Give only one thing: the number of lines that include the word "какое".

[Extracted data entries]

::::

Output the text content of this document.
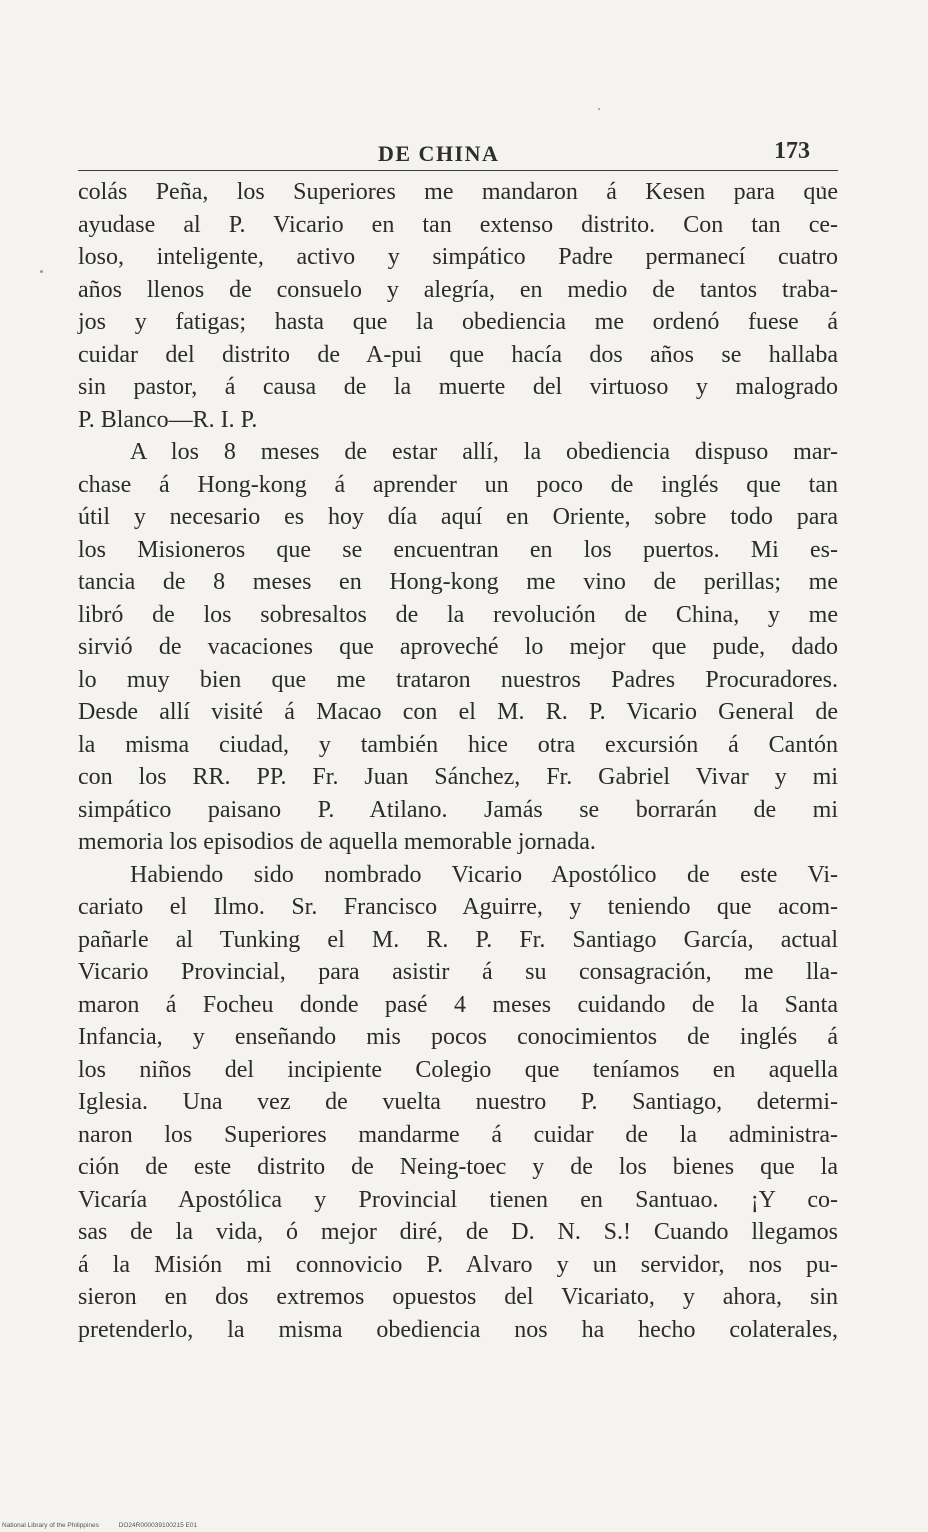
DE CHINA	173
colás Peña, los Superiores me mandaron á Kesen para que
ayudase al P. Vicario en tan extenso distrito. Con tan ce-
loso, inteligente, activo y simpático Padre permanecí cuatro
años llenos de consuelo y alegría, en medio de tantos traba-
jos y fatigas; hasta que la obediencia me ordenó fuese á
cuidar del distrito de A-pui que hacía dos años se hallaba
sin pastor, á causa de la muerte del virtuoso y malogrado
P. Blanco—R. I. P.
A los 8 meses de estar allí, la obediencia dispuso mar-
chase á Hong-kong á aprender un poco de inglés que tan
útil y necesario es hoy día aquí en Oriente, sobre todo para
los Misioneros que se encuentran en los puertos. Mi es-
tancia de 8 meses en Hong-kong me vino de perillas; me
libró de los sobresaltos de la revolución de China, y me
sirvió de vacaciones que aproveché lo mejor que pude, dado
lo muy bien que me trataron nuestros Padres Procuradores.
Desde allí visité á Macao con el M. R. P. Vicario General de
la misma ciudad, y también hice otra excursión á Cantón
con los RR. PP. Fr. Juan Sánchez, Fr. Gabriel Vivar y mi
simpático paisano P. Atilano. Jamás se borrarán de mi
memoria los episodios de aquella memorable jornada.
Habiendo sido nombrado Vicario Apostólico de este Vi-
cariato el Ilmo. Sr. Francisco Aguirre, y teniendo que acom-
pañarle al Tunking el M. R. P. Fr. Santiago García, actual
Vicario Provincial, para asistir á su consagración, me lla-
maron á Focheu donde pasé 4 meses cuidando de la Santa
Infancia, y enseñando mis pocos conocimientos de inglés á
los niños del incipiente Colegio que teníamos en aquella
Iglesia. Una vez de vuelta nuestro P. Santiago, determi-
naron los Superiores mandarme á cuidar de la administra-
ción de este distrito de Neing-toec y de los bienes que la
Vicaría Apostólica y Provincial tienen en Santuao. ¡Y co-
sas de la vida, ó mejor diré, de D. N. S.! Cuando llegamos
á la Misión mi connovicio P. Alvaro y un servidor, nos pu-
sieron en dos extremos opuestos del Vicariato, y ahora, sin
pretenderlo, la misma obediencia nos ha hecho colaterales,
National Library of the Philippines	DO24R000039100215 E01
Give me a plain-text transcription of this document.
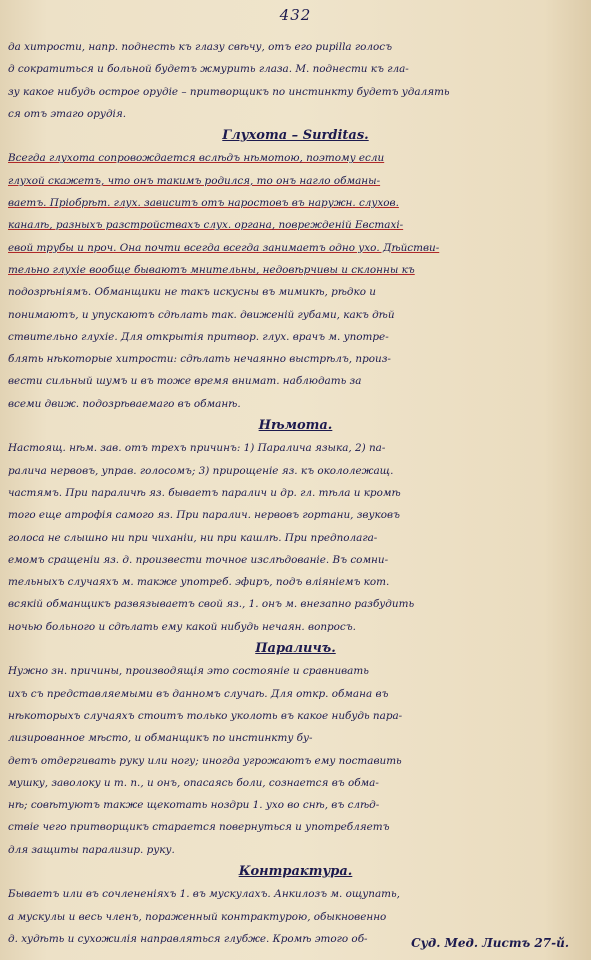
432
да хитрости, напр. поднесть къ глазу свѣчу, отъ его pupilla голосъ
д сократиться и больной будетъ жмурить глаза. М. поднести къ гла-
зу какое нибудь острое орудіе – притворщикъ по инстинкту будетъ удалять
ся отъ этаго орудія.
Глухота – Surditas.
Всегда глухота сопровождается вслѣдъ нѣмотою, поэтому если
глухой скажетъ, что онъ такимъ родился, то онъ нагло обманы-
ваетъ. Пріобрѣт. глух. зависитъ отъ наростовъ въ наружн. слухов.
каналѣ, разныхъ разстройствахъ слух. органа, поврежденій Евстахі-
евой трубы и проч. Она почти всегда всегда занимаетъ одно ухо. Дѣйстви-
тельно глухіе вообще бываютъ мнительны, недовѣрчивы и склонны къ
подозрѣніямъ. Обманщики не такъ искусны въ мимикѣ, рѣдко и
понимаютъ, и упускаютъ сдѣлать так. движеній губами, какъ дѣй
ствительно глухіе. Для открытія притвор. глух. врачъ м. употре-
блять нѣкоторые хитрости: сдѣлать нечаянно выстрѣлъ, произ-
вести сильный шумъ и въ тоже время внимат. наблюдать за
всеми движ. подозрѣваемаго въ обманѣ.
Нѣмота.
Настоящ. нѣм. зав. отъ трехъ причинъ: 1) Паралича языка, 2) па-
ралича нервовъ, управ. голосомъ; 3) прирощеніе яз. къ окололежащ.
частямъ. При параличѣ яз. бываетъ паралич и др. гл. тѣла и кромѣ
того еще атрофія самого яз. При паралич. нервовъ гортани, звуковъ
голоса не слышно ни при чиханіи, ни при кашлѣ. При предполага-
емомъ сращеніи яз. д. произвести точное изслѣдованіе. Въ сомни-
тельныхъ случаяхъ м. также употреб. эфиръ, подъ вліяніемъ кот.
всякій обманщикъ развязываетъ свой яз., 1. онъ м. внезапно разбудить
ночью больного и сдѣлать ему какой нибудь нечаян. вопросъ.
Параличъ.
Нужно зн. причины, производящія это состояніе и сравнивать
ихъ съ представляемыми въ данномъ случаѣ. Для откр. обмана въ
нѣкоторыхъ случаяхъ стоитъ только уколоть въ какое нибудь пара-
лизированное мѣсто, и обманщикъ по инстинкту бу-
детъ отдергивать руку или ногу; иногда угрожаютъ ему поставить
мушку, заволоку и т. п., и онъ, опасаясь боли, сознается въ обма-
нѣ; совѣтуютъ также щекотать ноздри 1. ухо во снѣ, въ слѣд-
ствіе чего притворщикъ старается повернуться и употребляетъ
для защиты парализир. руку.
Контрактура.
Бываетъ или въ сочлененіяхъ 1. въ мускулахъ. Анкилозъ м. ощупать,
а мускулы и весь членъ, пораженный контрактурою, обыкновенно
д. худѣть и сухожилія направляться глубже. Кромѣ этого об-	Суд. Мед. Листъ 27-й.
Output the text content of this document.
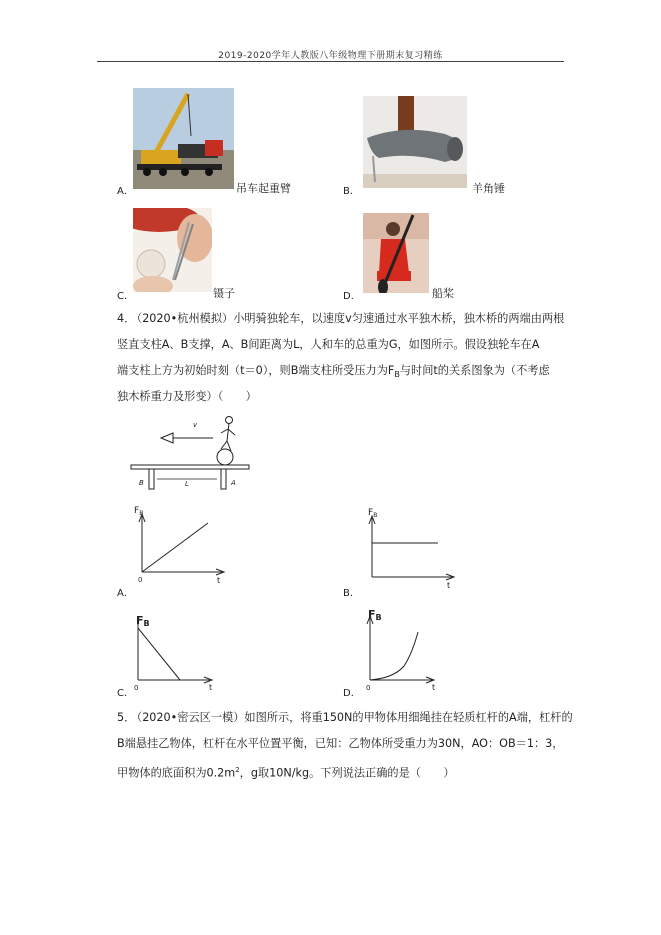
2019-2020学年人教版八年级物理下册期末复习精练
A．	吊车起重臂	B．	羊角锤
C．	镊子	D．	船桨
4．
（2020•杭州模拟）小明骑独轮车，以速度v匀速通过水平独木桥，独木桥的两端由两根
竖直支柱A、B支撑，A、B间距离为L，人和车的总重为G，如图所示。假设独轮车在A
端支柱上方为初始时刻（t＝0），则B端支柱所受压力为$F_B$与时间t的关系图象为（不考虑
独木桥重力及形变）（　　）
v
B	L	A
A．
$F_B$
0	t
B．
$F_B$
t
C．
FB
0	t
D．
FB
0	t
5．
（2020•密云区一模）如图所示，将重150N的甲物体用细绳挂在轻质杠杆的A端，杠杆的
B端悬挂乙物体，杠杆在水平位置平衡，已知：乙物体所受重力为30N，AO：OB＝1：3，
甲物体的底面积为$0.2m^2$，g取10N/kg。下列说法正确的是（　　）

::::

== Task response ==
2